··· Quoted text ···

· In 1857, a Revolt broke out in Northern and Central India and nearly swept away British rule.
· The Revolt began with a mutiny of the sepoys, or the Indian soldiers of the Company's army, but soon engulfed wide regions and people. Millions of peasants, artisans, and soldiers fought heroically for over a year and by their courage and sacrifice wrote a glorious chapter in the history of the Indian people.
· The Revolt of 1857 was much more than a mere product of sepoy discontent. It was, in reality, a product of the accumulated grievances of the people against the Company's administration and of their dislike for the foreign regime.
Immediate Cause of Revolt
·· The new Enfield rifle had been introduced in the army. Its cartridges had a greased paper cover whose end had to be bitten of before the cartridge was loaded into the rifle.
· The grease was in some instances composed of beef and pig fat. The sepoys, Hindu as well as Muslim, were enraged, as the use of the greased cartridges would endanger their religion.
· Many of the sepoys, believed that the Government was deliberately trying to destroy their religion.
· The major causes of 1857 Revolt can be studied under the following heads
· the most important cause of the people’s discontent was the economic exploitation of the country by the British and the complete destruction of its traditional economic fabric.
· Other general causes of revolt were the British land revenue policies and the systems of law and administration. In particular, a large number of peasant proprietors lost their lands to traders and most of the lenders found themselves hopelessly burden under debt.
· The common people were hard hit by the prevalence of corruption at the lower levels of administration. The police, petty officials, and lower (law) courts were notoriously corrupt.
· The middle and upper classes of Indian society, particularly in the North, were hard hit by their exclusion from the well-paid higher posts in the administration. · Displacement of Indian rulers by the East India Company meant the sudden withdrawal of the patronage and the impoverishment of those who had depended upon it.
· Religious preachers, pandits, and maulavis, who felt that their entire future was threatened, were to play an important role in spreading hatred against the foreign rule.
· · The British army suffered major reverses in the First Afghan War (1838-42) and the Punjab Wars (1845-49), and the Crimean War (I854-56).
· In 1855-56, the Santhal tribesmen of Bihar and Bengal rose up armed with axes and bows and arrows and revealed the potentialities of a popular uprising by temporarily sweeping away British rule from their area.
· The British ultimately won these wars and suppressed the Santhal uprising; however, the disasters British suffered in major battles revealed that the British army could be defeated by determined fighting, even by an Asian army.
· The annexation of Avadh by Lord Dalhousie in 1856 was widely resented in India in general and in Avadh in particular. It created an atmosphere of rebellion in Avadh and in the Company's army. · Dalhousie's action angered the Company's sepoys, as most of them came from Avadh.
· The annexations rule of Dalhousie, created panic among rulers of the native states. They now discovered that their most groveling loyalty to the British had failed to satisfy the British greed for territory.
· This policy of annexation was, for example, directly responsible for making Nana Sahib, the Rani of Jhansi, and Bahadur Shah their staunch enemies.
· Nana Sahib was the adopted son of Baji Rao II, the last Peshwa. The British refused to grant Nana Sahib the pension they were paying to Baji Rao II, who died in 1851.

··· Dataset rows ···

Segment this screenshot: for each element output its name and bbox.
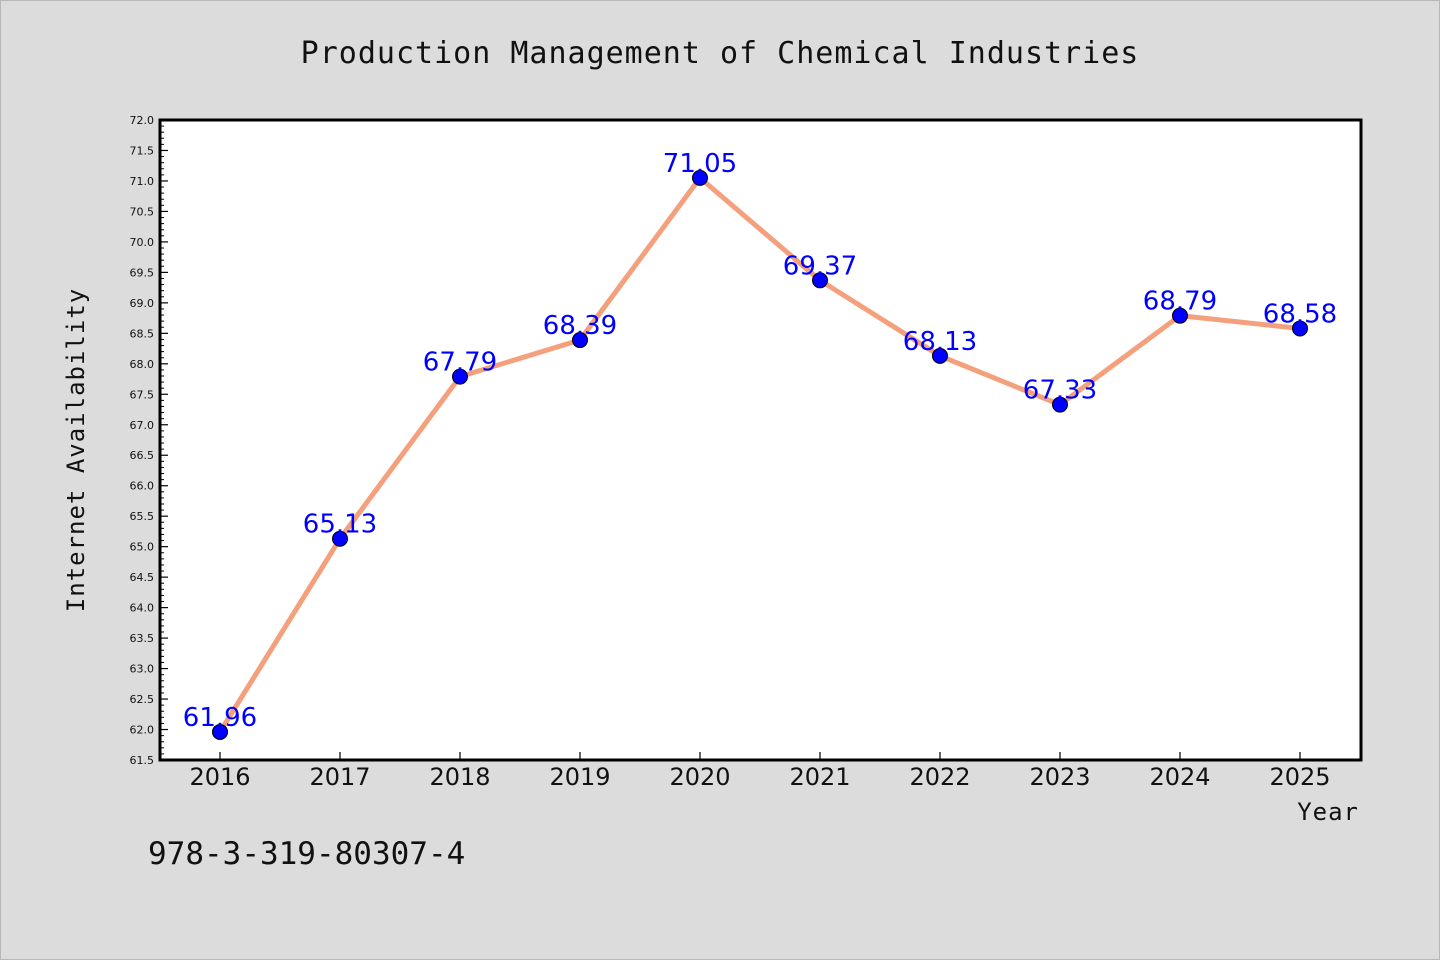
data-point xyxy=(1292,320,1308,337)
x-tick-label: 2023 xyxy=(1029,763,1090,791)
y-tick-label: 70.0 xyxy=(130,236,155,249)
x-tick-label: 2017 xyxy=(309,763,370,791)
data-point xyxy=(812,272,828,289)
y-tick-label: 62.5 xyxy=(130,693,155,706)
y-tick-label: 71.0 xyxy=(130,175,155,188)
y-axis: 61.5 62.0 62.5 63.0 63.5 64.0 64.5 65.0 65.5 66.0… xyxy=(130,114,168,767)
data-label: 71.05 xyxy=(663,149,737,179)
y-tick-label: 63.5 xyxy=(130,632,155,645)
y-tick-label: 67.0 xyxy=(130,419,155,432)
y-tick-label: 61.5 xyxy=(130,754,155,767)
plot-area xyxy=(158,118,1363,762)
y-tick-label: 62.0 xyxy=(130,724,155,737)
y-tick-label: 64.5 xyxy=(130,571,155,584)
y-tick-label: 64.0 xyxy=(130,602,155,615)
data-label: 67.33 xyxy=(1023,376,1097,406)
y-tick-label: 71.5 xyxy=(130,144,155,157)
data-point xyxy=(452,368,468,385)
data-point xyxy=(692,169,708,186)
chart-title: Production Management of Chemical Indust… xyxy=(301,36,1140,71)
data-label: 68.58 xyxy=(1263,299,1337,329)
y-tick-label: 65.5 xyxy=(130,510,155,523)
y-tick-label: 68.5 xyxy=(130,327,155,340)
y-tick-label: 68.0 xyxy=(130,358,155,371)
y-tick-label: 67.5 xyxy=(130,388,155,401)
y-tick-label: 70.5 xyxy=(130,205,155,218)
x-axis: 2016 2017 2018 2019 2020 2021 2022 2023 2024 2025 xyxy=(189,752,1331,791)
data-label: 68.79 xyxy=(1143,287,1217,317)
y-tick-label: 65.0 xyxy=(130,541,155,554)
x-tick-label: 2021 xyxy=(789,763,850,791)
x-tick-label: 2022 xyxy=(909,763,970,791)
data-labels: 61.96 65.13 67.79 68.39 71.05 69.37 68.13 67.33… xyxy=(183,149,1337,733)
data-point xyxy=(572,332,588,349)
x-tick-label: 2025 xyxy=(1269,763,1330,791)
data-label: 68.13 xyxy=(903,327,977,357)
x-tick-label: 2024 xyxy=(1149,763,1210,791)
data-label: 61.96 xyxy=(183,703,257,733)
series-line xyxy=(217,175,1301,734)
data-markers xyxy=(212,169,1308,740)
y-axis-label: Internet Availability xyxy=(62,288,90,612)
x-tick-label: 2016 xyxy=(189,763,250,791)
x-tick-label: 2019 xyxy=(549,763,610,791)
data-label: 67.79 xyxy=(423,348,497,378)
x-tick-label: 2020 xyxy=(669,763,730,791)
isbn-text: 978-3-319-80307-4 xyxy=(148,836,465,872)
y-tick-label: 66.5 xyxy=(130,449,155,462)
x-axis-label: Year xyxy=(1297,798,1359,826)
data-point xyxy=(1172,307,1188,324)
data-label: 65.13 xyxy=(303,510,377,540)
data-point xyxy=(932,347,948,364)
data-point xyxy=(212,723,228,740)
data-label: 69.37 xyxy=(783,251,857,281)
y-tick-label: 72.0 xyxy=(130,114,155,127)
y-tick-label: 69.0 xyxy=(130,297,155,310)
data-point xyxy=(332,530,348,547)
data-point xyxy=(1052,396,1068,413)
y-tick-label: 69.5 xyxy=(130,266,155,279)
y-tick-label: 63.0 xyxy=(130,663,155,676)
data-label: 68.39 xyxy=(543,311,617,341)
x-tick-label: 2018 xyxy=(429,763,490,791)
y-tick-label: 66.0 xyxy=(130,480,155,493)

···

Request: In the text about the Revolt of 1857, who annexed Avadh in 1856? Rely only on the text about the Revolt of 1857.

Reply to the exercise: Lord Dalhousie